What follows is a listing; give it again exactly, in its entirety.

▶ _Supplied records_
[BEGIN]

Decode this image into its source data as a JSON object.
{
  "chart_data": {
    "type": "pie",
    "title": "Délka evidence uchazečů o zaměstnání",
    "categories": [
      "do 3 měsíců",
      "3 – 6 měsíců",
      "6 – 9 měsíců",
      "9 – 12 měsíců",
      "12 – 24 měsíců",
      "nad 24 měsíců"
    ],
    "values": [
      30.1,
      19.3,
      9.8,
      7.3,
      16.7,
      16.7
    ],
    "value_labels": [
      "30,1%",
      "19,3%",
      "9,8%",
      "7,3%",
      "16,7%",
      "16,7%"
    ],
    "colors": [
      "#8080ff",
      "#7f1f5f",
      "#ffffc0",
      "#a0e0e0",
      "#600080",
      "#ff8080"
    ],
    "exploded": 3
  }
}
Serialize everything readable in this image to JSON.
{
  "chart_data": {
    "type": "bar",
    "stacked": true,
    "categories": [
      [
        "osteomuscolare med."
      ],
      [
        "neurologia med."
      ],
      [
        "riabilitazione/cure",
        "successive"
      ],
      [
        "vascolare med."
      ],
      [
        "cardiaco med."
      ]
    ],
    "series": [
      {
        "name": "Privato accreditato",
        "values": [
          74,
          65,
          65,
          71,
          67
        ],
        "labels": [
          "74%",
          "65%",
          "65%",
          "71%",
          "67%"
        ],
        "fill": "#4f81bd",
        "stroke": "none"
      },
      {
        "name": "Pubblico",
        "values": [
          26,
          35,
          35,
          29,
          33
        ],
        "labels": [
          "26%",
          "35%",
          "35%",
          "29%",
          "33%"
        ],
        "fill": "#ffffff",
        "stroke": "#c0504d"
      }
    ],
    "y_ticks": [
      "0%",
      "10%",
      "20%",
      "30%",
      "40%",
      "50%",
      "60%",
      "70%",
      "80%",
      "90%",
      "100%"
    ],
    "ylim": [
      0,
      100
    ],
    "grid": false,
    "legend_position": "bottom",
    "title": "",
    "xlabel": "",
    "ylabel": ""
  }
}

[END]

▶ _Final result_
Decode this image into its source data as a JSON object.
{
  "chart_data": {
    "type": "pie",
    "title": "Délka evidence uchazečů o zaměstnání",
    "categories": [
      "do 3 měsíců",
      "3 – 6 měsíců",
      "6 – 9 měsíců",
      "9 – 12 měsíců",
      "12 – 24 měsíců",
      "nad 24 měsíců"
    ],
    "values": [
      30.1,
      19.3,
      9.8,
      7.3,
      16.7,
      16.7
    ],
    "value_labels": [
      "30,1%",
      "19,3%",
      "9,8%",
      "7,3%",
      "16,7%",
      "16,7%"
    ],
    "colors": [
      "#8080ff",
      "#7f1f5f",
      "#ffffc0",
      "#a0e0e0",
      "#600080",
      "#ff8080"
    ],
    "exploded": 3
  }
}
Serialize everything readable in this image to JSON.
{
  "chart_data": {
    "type": "bar",
    "stacked": true,
    "categories": [
      [
        "osteomuscolare med."
      ],
      [
        "neurologia med."
      ],
      [
        "riabilitazione/cure",
        "successive"
      ],
      [
        "vascolare med."
      ],
      [
        "cardiaco med."
      ]
    ],
    "series": [
      {
        "name": "Privato accreditato",
        "values": [
          74,
          65,
          65,
          71,
          67
        ],
        "labels": [
          "74%",
          "65%",
          "65%",
          "71%",
          "67%"
        ],
        "fill": "#4f81bd",
        "stroke": "none"
      },
      {
        "name": "Pubblico",
        "values": [
          26,
          35,
          35,
          29,
          33
        ],
        "labels": [
          "26%",
          "35%",
          "35%",
          "29%",
          "33%"
        ],
        "fill": "#ffffff",
        "stroke": "#c0504d"
      }
    ],
    "y_ticks": [
      "0%",
      "10%",
      "20%",
      "30%",
      "40%",
      "50%",
      "60%",
      "70%",
      "80%",
      "90%",
      "100%"
    ],
    "ylim": [
      0,
      100
    ],
    "grid": false,
    "legend_position": "bottom",
    "title": "",
    "xlabel": "",
    "ylabel": ""
  }
}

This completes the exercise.